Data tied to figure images
-- start --
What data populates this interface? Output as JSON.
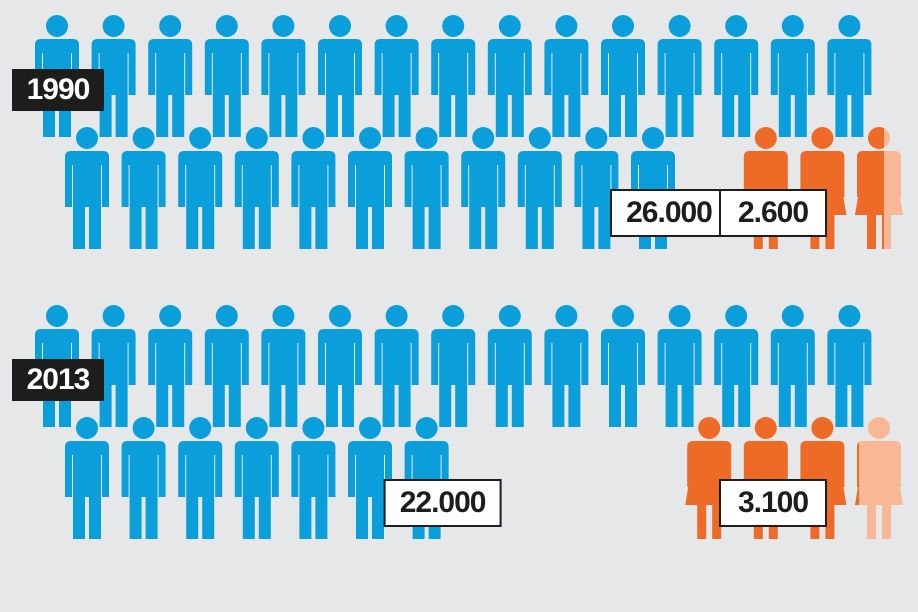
{
  "chart_data": {
    "type": "pictograph",
    "categories": [
      "1990",
      "2013"
    ],
    "series": [
      {
        "color": "#0a9edb",
        "values": [
          26000,
          22000
        ],
        "value_labels": [
          "26.000",
          "22.000"
        ]
      },
      {
        "color": "#ee6a27",
        "remainder_color": "#f8b896",
        "values": [
          2600,
          3100
        ],
        "value_labels": [
          "2.600",
          "3.100"
        ]
      }
    ]
  }
}
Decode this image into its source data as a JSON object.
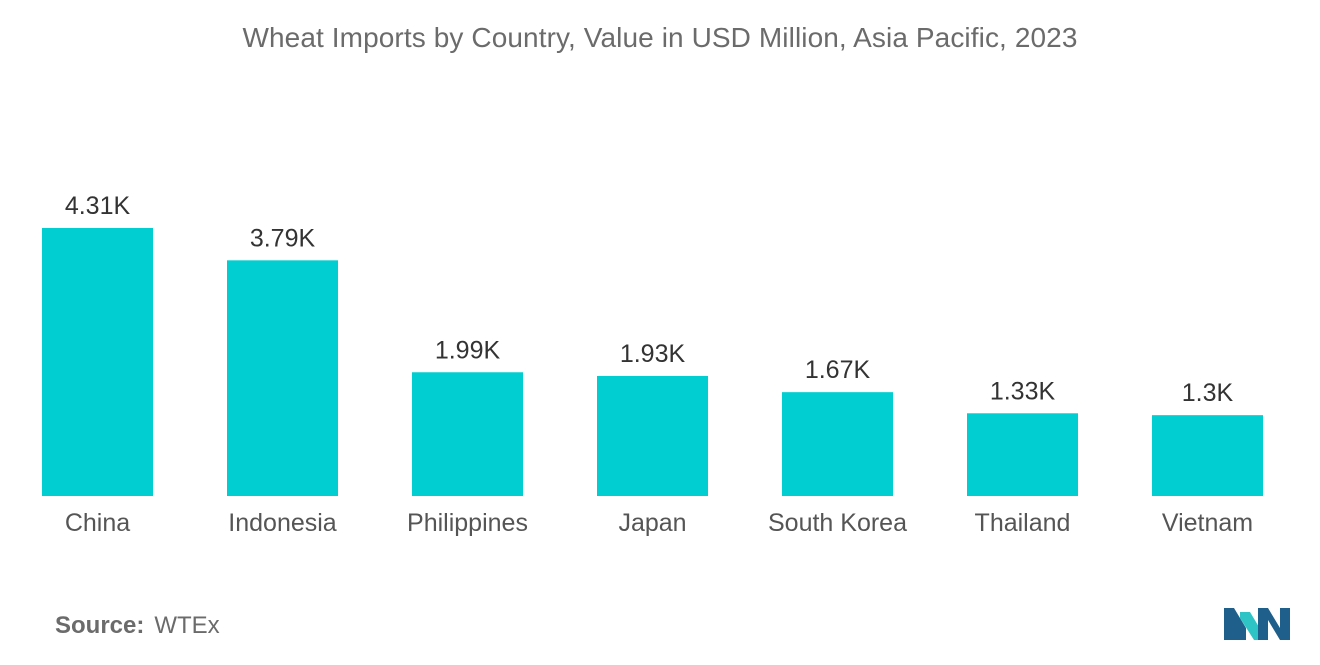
{
  "title": "Wheat Imports by Country, Value in USD Million, Asia Pacific, 2023",
  "source": {
    "label": "Source:",
    "value": "WTEx"
  },
  "colors": {
    "bar": "#00ced1",
    "logo_dark": "#1f5f8b",
    "logo_light": "#2ec4c6"
  },
  "chart_data": {
    "type": "bar",
    "title": "Wheat Imports by Country, Value in USD Million, Asia Pacific, 2023",
    "xlabel": "",
    "ylabel": "",
    "categories": [
      "China",
      "Indonesia",
      "Philippines",
      "Japan",
      "South Korea",
      "Thailand",
      "Vietnam"
    ],
    "values": [
      4310,
      3790,
      1990,
      1930,
      1670,
      1330,
      1300
    ],
    "value_labels": [
      "4.31K",
      "3.79K",
      "1.99K",
      "1.93K",
      "1.67K",
      "1.33K",
      "1.3K"
    ],
    "ylim": [
      0,
      4310
    ],
    "grid": false,
    "legend": "none"
  }
}
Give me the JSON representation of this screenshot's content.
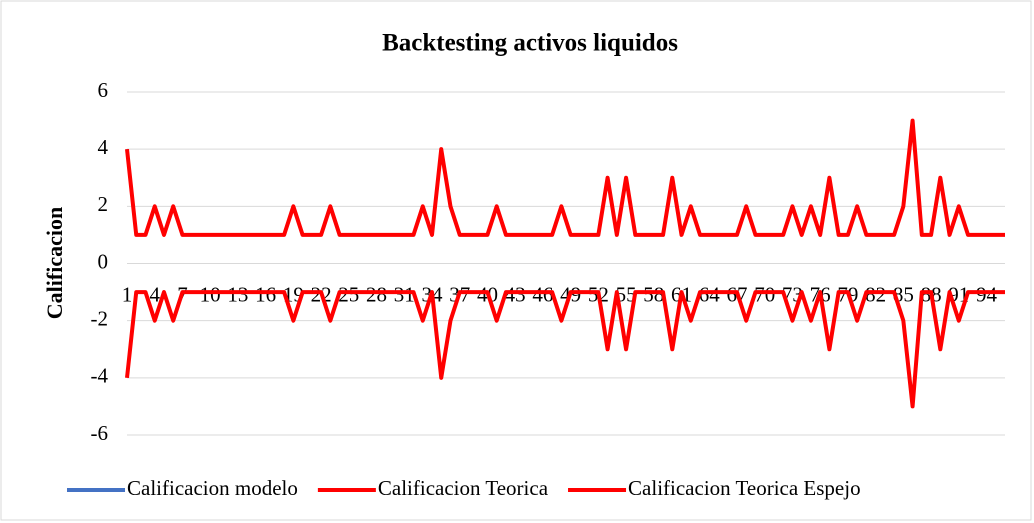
{
  "chart_data": {
    "type": "line",
    "title": "Backtesting activos liquidos",
    "y_label": "Calificacion",
    "categories": [
      "1",
      null,
      null,
      "4",
      null,
      null,
      "7",
      null,
      null,
      "10",
      null,
      null,
      "13",
      null,
      null,
      "16",
      null,
      null,
      "19",
      null,
      null,
      "22",
      null,
      null,
      "25",
      null,
      null,
      "28",
      null,
      null,
      "31",
      null,
      null,
      "34",
      null,
      null,
      "37",
      null,
      null,
      "40",
      null,
      null,
      "43",
      null,
      null,
      "46",
      null,
      null,
      "49",
      null,
      null,
      "52",
      null,
      null,
      "55",
      null,
      null,
      "58",
      null,
      null,
      "61",
      null,
      null,
      "64",
      null,
      null,
      "67",
      null,
      null,
      "70",
      null,
      null,
      "73",
      null,
      null,
      "76",
      null,
      null,
      "79",
      null,
      null,
      "82",
      null,
      null,
      "85",
      null,
      null,
      "88",
      null,
      null,
      "91",
      null,
      null,
      "94",
      null,
      null
    ],
    "series": [
      {
        "name": "Calificacion modelo",
        "color": "#4472c4",
        "values": [
          4,
          1,
          1,
          2,
          1,
          2,
          1,
          1,
          1,
          1,
          1,
          1,
          1,
          1,
          1,
          1,
          1,
          1,
          2,
          1,
          1,
          1,
          2,
          1,
          1,
          1,
          1,
          1,
          1,
          1,
          1,
          1,
          2,
          1,
          4,
          2,
          1,
          1,
          1,
          1,
          2,
          1,
          1,
          1,
          1,
          1,
          1,
          2,
          1,
          1,
          1,
          1,
          3,
          1,
          3,
          1,
          1,
          1,
          1,
          3,
          1,
          2,
          1,
          1,
          1,
          1,
          1,
          2,
          1,
          1,
          1,
          1,
          2,
          1,
          2,
          1,
          3,
          1,
          1,
          2,
          1,
          1,
          1,
          1,
          2,
          5,
          1,
          1,
          3,
          1,
          2,
          1,
          1,
          1,
          1,
          1
        ]
      },
      {
        "name": "Calificacion Teorica",
        "color": "#ff0000",
        "values": [
          4,
          1,
          1,
          2,
          1,
          2,
          1,
          1,
          1,
          1,
          1,
          1,
          1,
          1,
          1,
          1,
          1,
          1,
          2,
          1,
          1,
          1,
          2,
          1,
          1,
          1,
          1,
          1,
          1,
          1,
          1,
          1,
          2,
          1,
          4,
          2,
          1,
          1,
          1,
          1,
          2,
          1,
          1,
          1,
          1,
          1,
          1,
          2,
          1,
          1,
          1,
          1,
          3,
          1,
          3,
          1,
          1,
          1,
          1,
          3,
          1,
          2,
          1,
          1,
          1,
          1,
          1,
          2,
          1,
          1,
          1,
          1,
          2,
          1,
          2,
          1,
          3,
          1,
          1,
          2,
          1,
          1,
          1,
          1,
          2,
          5,
          1,
          1,
          3,
          1,
          2,
          1,
          1,
          1,
          1,
          1
        ]
      },
      {
        "name": "Calificacion Teorica Espejo",
        "color": "#ff0000",
        "values": [
          -4,
          -1,
          -1,
          -2,
          -1,
          -2,
          -1,
          -1,
          -1,
          -1,
          -1,
          -1,
          -1,
          -1,
          -1,
          -1,
          -1,
          -1,
          -2,
          -1,
          -1,
          -1,
          -2,
          -1,
          -1,
          -1,
          -1,
          -1,
          -1,
          -1,
          -1,
          -1,
          -2,
          -1,
          -4,
          -2,
          -1,
          -1,
          -1,
          -1,
          -2,
          -1,
          -1,
          -1,
          -1,
          -1,
          -1,
          -2,
          -1,
          -1,
          -1,
          -1,
          -3,
          -1,
          -3,
          -1,
          -1,
          -1,
          -1,
          -3,
          -1,
          -2,
          -1,
          -1,
          -1,
          -1,
          -1,
          -2,
          -1,
          -1,
          -1,
          -1,
          -2,
          -1,
          -2,
          -1,
          -3,
          -1,
          -1,
          -2,
          -1,
          -1,
          -1,
          -1,
          -2,
          -5,
          -1,
          -1,
          -3,
          -1,
          -2,
          -1,
          -1,
          -1,
          -1,
          -1
        ]
      }
    ],
    "ylim": [
      -6,
      6
    ],
    "yticks": [
      -6,
      -4,
      -2,
      0,
      2,
      4,
      6
    ],
    "grid": true,
    "legend": "bottom"
  }
}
-- end --
> **Exercise directions**
Your task is to set down the records shown above exactly, minus any pictures.

> **Task solution**
What data populates this interface? Output as JSON.
{
  "chart_data": {
    "type": "pictograph",
    "categories": [
      "1990",
      "2013"
    ],
    "series": [
      {
        "color": "#0a9edb",
        "values": [
          26000,
          22000
        ],
        "value_labels": [
          "26.000",
          "22.000"
        ]
      },
      {
        "color": "#ee6a27",
        "remainder_color": "#f8b896",
        "values": [
          2600,
          3100
        ],
        "value_labels": [
          "2.600",
          "3.100"
        ]
      }
    ]
  }
}
Decode this image into its source data as a JSON object.
{
  "title": "Wheat Imports by Country, Value in USD Million, Asia Pacific, 2023",
  "source": {
    "label": "Source:",
    "value": "WTEx"
  },
  "colors": {
    "bar": "#00ced1",
    "logo_dark": "#1f5f8b",
    "logo_light": "#2ec4c6"
  },
  "chart_data": {
    "type": "bar",
    "title": "Wheat Imports by Country, Value in USD Million, Asia Pacific, 2023",
    "xlabel": "",
    "ylabel": "",
    "categories": [
      "China",
      "Indonesia",
      "Philippines",
      "Japan",
      "South Korea",
      "Thailand",
      "Vietnam"
    ],
    "values": [
      4310,
      3790,
      1990,
      1930,
      1670,
      1330,
      1300
    ],
    "value_labels": [
      "4.31K",
      "3.79K",
      "1.99K",
      "1.93K",
      "1.67K",
      "1.33K",
      "1.3K"
    ],
    "ylim": [
      0,
      4310
    ],
    "grid": false,
    "legend": "none"
  }
}
Give me the JSON representation of this screenshot's content.
{
  "chart_data": {
    "type": "line",
    "title": "Backtesting activos liquidos",
    "y_label": "Calificacion",
    "categories": [
      "1",
      null,
      null,
      "4",
      null,
      null,
      "7",
      null,
      null,
      "10",
      null,
      null,
      "13",
      null,
      null,
      "16",
      null,
      null,
      "19",
      null,
      null,
      "22",
      null,
      null,
      "25",
      null,
      null,
      "28",
      null,
      null,
      "31",
      null,
      null,
      "34",
      null,
      null,
      "37",
      null,
      null,
      "40",
      null,
      null,
      "43",
      null,
      null,
      "46",
      null,
      null,
      "49",
      null,
      null,
      "52",
      null,
      null,
      "55",
      null,
      null,
      "58",
      null,
      null,
      "61",
      null,
      null,
      "64",
      null,
      null,
      "67",
      null,
      null,
      "70",
      null,
      null,
      "73",
      null,
      null,
      "76",
      null,
      null,
      "79",
      null,
      null,
      "82",
      null,
      null,
      "85",
      null,
      null,
      "88",
      null,
      null,
      "91",
      null,
      null,
      "94",
      null,
      null
    ],
    "series": [
      {
        "name": "Calificacion modelo",
        "color": "#4472c4",
        "values": [
          4,
          1,
          1,
          2,
          1,
          2,
          1,
          1,
          1,
          1,
          1,
          1,
          1,
          1,
          1,
          1,
          1,
          1,
          2,
          1,
          1,
          1,
          2,
          1,
          1,
          1,
          1,
          1,
          1,
          1,
          1,
          1,
          2,
          1,
          4,
          2,
          1,
          1,
          1,
          1,
          2,
          1,
          1,
          1,
          1,
          1,
          1,
          2,
          1,
          1,
          1,
          1,
          3,
          1,
          3,
          1,
          1,
          1,
          1,
          3,
          1,
          2,
          1,
          1,
          1,
          1,
          1,
          2,
          1,
          1,
          1,
          1,
          2,
          1,
          2,
          1,
          3,
          1,
          1,
          2,
          1,
          1,
          1,
          1,
          2,
          5,
          1,
          1,
          3,
          1,
          2,
          1,
          1,
          1,
          1,
          1
        ]
      },
      {
        "name": "Calificacion Teorica",
        "color": "#ff0000",
        "values": [
          4,
          1,
          1,
          2,
          1,
          2,
          1,
          1,
          1,
          1,
          1,
          1,
          1,
          1,
          1,
          1,
          1,
          1,
          2,
          1,
          1,
          1,
          2,
          1,
          1,
          1,
          1,
          1,
          1,
          1,
          1,
          1,
          2,
          1,
          4,
          2,
          1,
          1,
          1,
          1,
          2,
          1,
          1,
          1,
          1,
          1,
          1,
          2,
          1,
          1,
          1,
          1,
          3,
          1,
          3,
          1,
          1,
          1,
          1,
          3,
          1,
          2,
          1,
          1,
          1,
          1,
          1,
          2,
          1,
          1,
          1,
          1,
          2,
          1,
          2,
          1,
          3,
          1,
          1,
          2,
          1,
          1,
          1,
          1,
          2,
          5,
          1,
          1,
          3,
          1,
          2,
          1,
          1,
          1,
          1,
          1
        ]
      },
      {
        "name": "Calificacion Teorica Espejo",
        "color": "#ff0000",
        "values": [
          -4,
          -1,
          -1,
          -2,
          -1,
          -2,
          -1,
          -1,
          -1,
          -1,
          -1,
          -1,
          -1,
          -1,
          -1,
          -1,
          -1,
          -1,
          -2,
          -1,
          -1,
          -1,
          -2,
          -1,
          -1,
          -1,
          -1,
          -1,
          -1,
          -1,
          -1,
          -1,
          -2,
          -1,
          -4,
          -2,
          -1,
          -1,
          -1,
          -1,
          -2,
          -1,
          -1,
          -1,
          -1,
          -1,
          -1,
          -2,
          -1,
          -1,
          -1,
          -1,
          -3,
          -1,
          -3,
          -1,
          -1,
          -1,
          -1,
          -3,
          -1,
          -2,
          -1,
          -1,
          -1,
          -1,
          -1,
          -2,
          -1,
          -1,
          -1,
          -1,
          -2,
          -1,
          -2,
          -1,
          -3,
          -1,
          -1,
          -2,
          -1,
          -1,
          -1,
          -1,
          -2,
          -5,
          -1,
          -1,
          -3,
          -1,
          -2,
          -1,
          -1,
          -1,
          -1,
          -1
        ]
      }
    ],
    "ylim": [
      -6,
      6
    ],
    "yticks": [
      -6,
      -4,
      -2,
      0,
      2,
      4,
      6
    ],
    "grid": true,
    "legend": "bottom"
  }
}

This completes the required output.